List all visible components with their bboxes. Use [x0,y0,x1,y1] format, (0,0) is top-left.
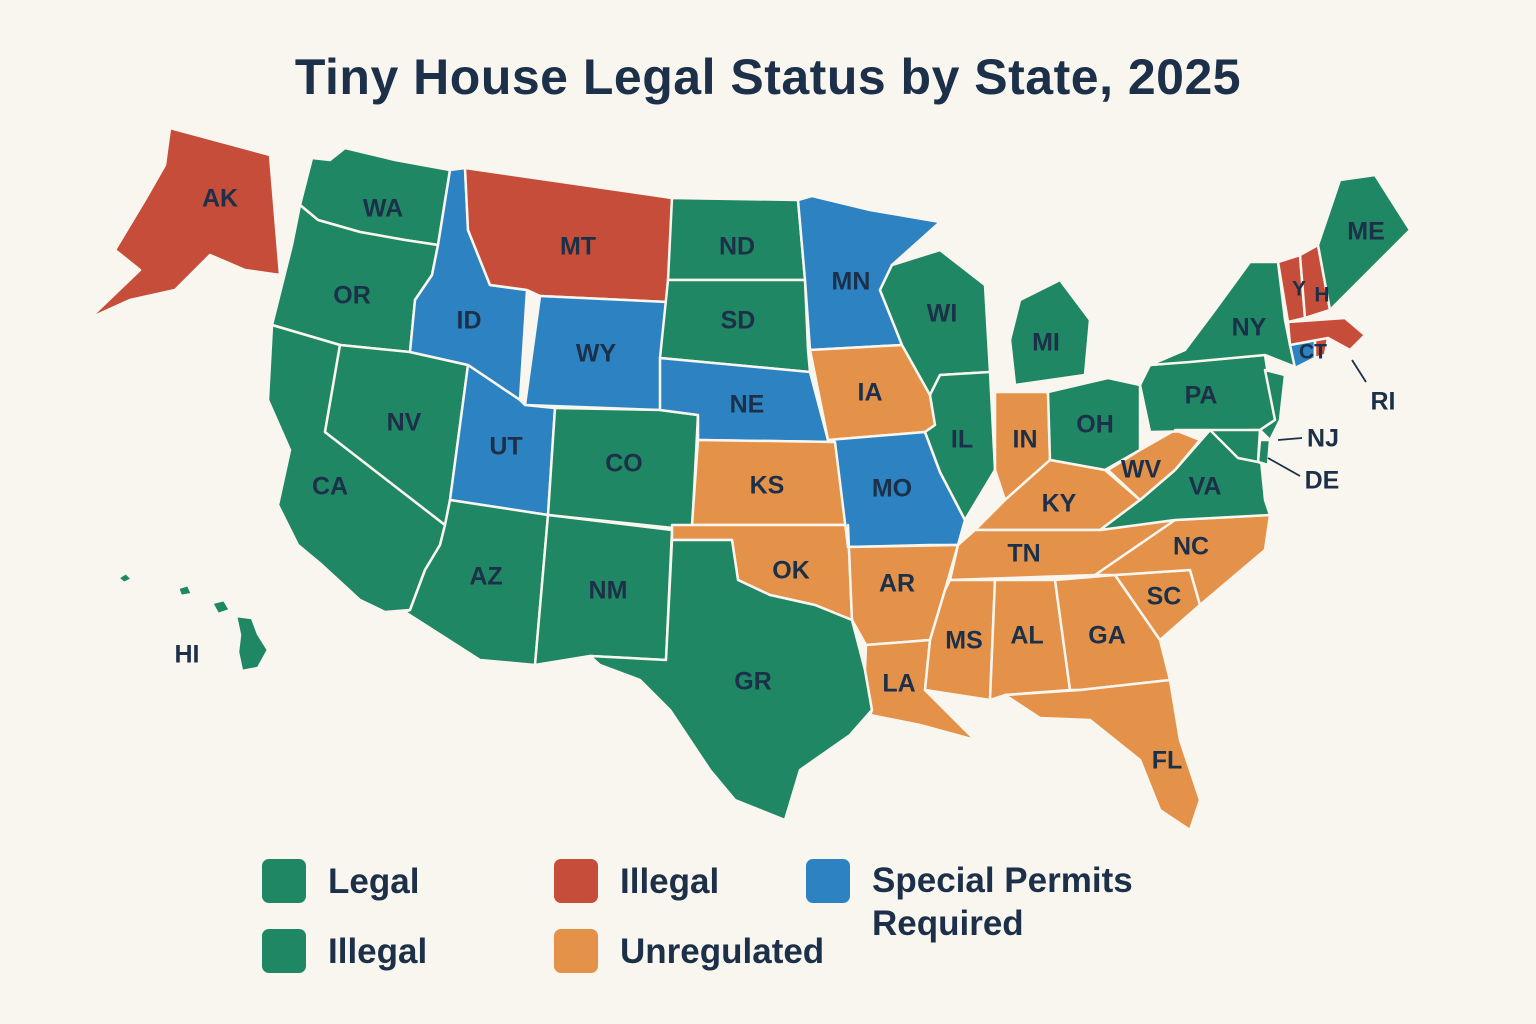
state-label-wi: WI [927,300,958,328]
state-label-fl: FL [1152,747,1183,775]
state-label-mo: MO [872,475,912,503]
state-sd [658,278,812,374]
state-label-ks: KS [750,472,785,500]
legend-item-legal: Legal [262,859,419,903]
state-label-wa: WA [363,195,403,223]
state-label-co: CO [605,450,643,478]
legend-label: Illegal [328,931,428,971]
map-title: Tiny House Legal Status by State, 2025 [294,49,1242,105]
state-label-nh: H [1314,284,1329,307]
state-label-in: IN [1013,426,1038,454]
state-label-nj: NJ [1307,425,1339,453]
state-label-ct: CT [1299,341,1327,364]
legend-item-illegal-green: Illegal [262,929,427,973]
state-label-wv: WV [1121,456,1162,484]
state-fl [1003,678,1202,832]
state-hi [116,571,270,673]
legend-item-unregulated: Unregulated [554,929,824,973]
state-label-ok: OK [772,557,810,585]
state-ak [88,126,282,320]
state-label-oh: OH [1076,411,1114,439]
state-ma [1286,316,1367,352]
leader-line-nj [1277,437,1303,441]
state-label-ga: GA [1088,622,1126,650]
legend-swatch [554,859,598,903]
state-wv [1106,428,1202,502]
state-label-ar: AR [879,570,915,598]
legend-label: Unregulated [620,931,825,971]
legend-item-illegal: Illegal [554,859,719,903]
state-label-me: ME [1347,218,1385,246]
state-label-la: LA [882,670,915,698]
state-label-va: VA [1189,473,1222,501]
state-tx [588,538,874,822]
state-md [1173,428,1262,464]
state-il [923,370,997,522]
state-label-ak: AK [202,185,238,213]
state-label-ms: MS [945,627,983,655]
legend-swatch [262,929,306,973]
legend-swatch [806,859,850,903]
state-label-de: DE [1305,467,1340,495]
state-label-nc: NC [1173,533,1209,561]
state-label-ny: NY [1232,314,1267,342]
state-label-hi: HI [175,641,200,669]
legend-item-special-permits: Special Permits Required [806,859,1162,945]
state-label-az: AZ [469,563,502,591]
leader-line-de [1267,457,1301,477]
state-label-mn: MN [832,268,871,296]
state-label-or: OR [333,282,371,310]
state-label-ne: NE [730,391,765,419]
state-label-wy: WY [576,340,617,368]
state-label-ia: IA [858,379,883,407]
state-label-ri: RI [1371,388,1396,416]
state-label-nv: NV [387,409,422,437]
state-label-id: ID [457,307,482,335]
legend-swatch [262,859,306,903]
state-label-mt: MT [560,233,596,261]
state-label-ca: CA [312,473,348,501]
state-label-ky: KY [1042,490,1077,518]
state-mi [1008,278,1092,387]
state-label-pa: PA [1185,382,1218,410]
state-label-nm: NM [589,577,628,605]
legend-swatch [554,929,598,973]
state-ny [1148,260,1300,370]
state-me [1316,173,1412,312]
state-label-tx: GR [734,668,772,696]
state-label-nd: ND [719,233,755,261]
state-label-sc: SC [1147,583,1182,611]
legend-label: Illegal [620,861,720,901]
state-label-mi: MI [1032,329,1060,357]
legend-label: Legal [328,861,420,901]
state-label-tn: TN [1007,540,1040,568]
state-label-ut: UT [489,433,522,461]
leader-line-ri [1351,359,1367,383]
state-label-sd: SD [721,307,756,335]
legend-label: Special Permits Required [872,861,1133,943]
state-label-al: AL [1010,622,1043,650]
state-label-vt: Y [1292,278,1306,301]
state-label-il: IL [951,426,973,454]
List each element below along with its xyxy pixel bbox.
★ ★ ★
Copy the rows starting at the line that contains "state-label-wi: WI [927,300,958,328]" and ending at the line that contains "state-hi [116,571,270,673]".

state-label-wi: WI [927,300,958,328]
state-label-fl: FL [1152,747,1183,775]
state-label-mo: MO [872,475,912,503]
state-sd [658,278,812,374]
state-label-ks: KS [750,472,785,500]
legend-item-legal: Legal [262,859,419,903]
state-label-wa: WA [363,195,403,223]
state-label-co: CO [605,450,643,478]
legend-label: Illegal [328,931,428,971]
map-title: Tiny House Legal Status by State, 2025 [294,49,1242,105]
state-label-nh: H [1314,284,1329,307]
state-label-in: IN [1013,426,1038,454]
state-label-nj: NJ [1307,425,1339,453]
state-label-ct: CT [1299,341,1327,364]
legend-item-illegal-green: Illegal [262,929,427,973]
state-label-wv: WV [1121,456,1162,484]
state-fl [1003,678,1202,832]
state-hi [116,571,270,673]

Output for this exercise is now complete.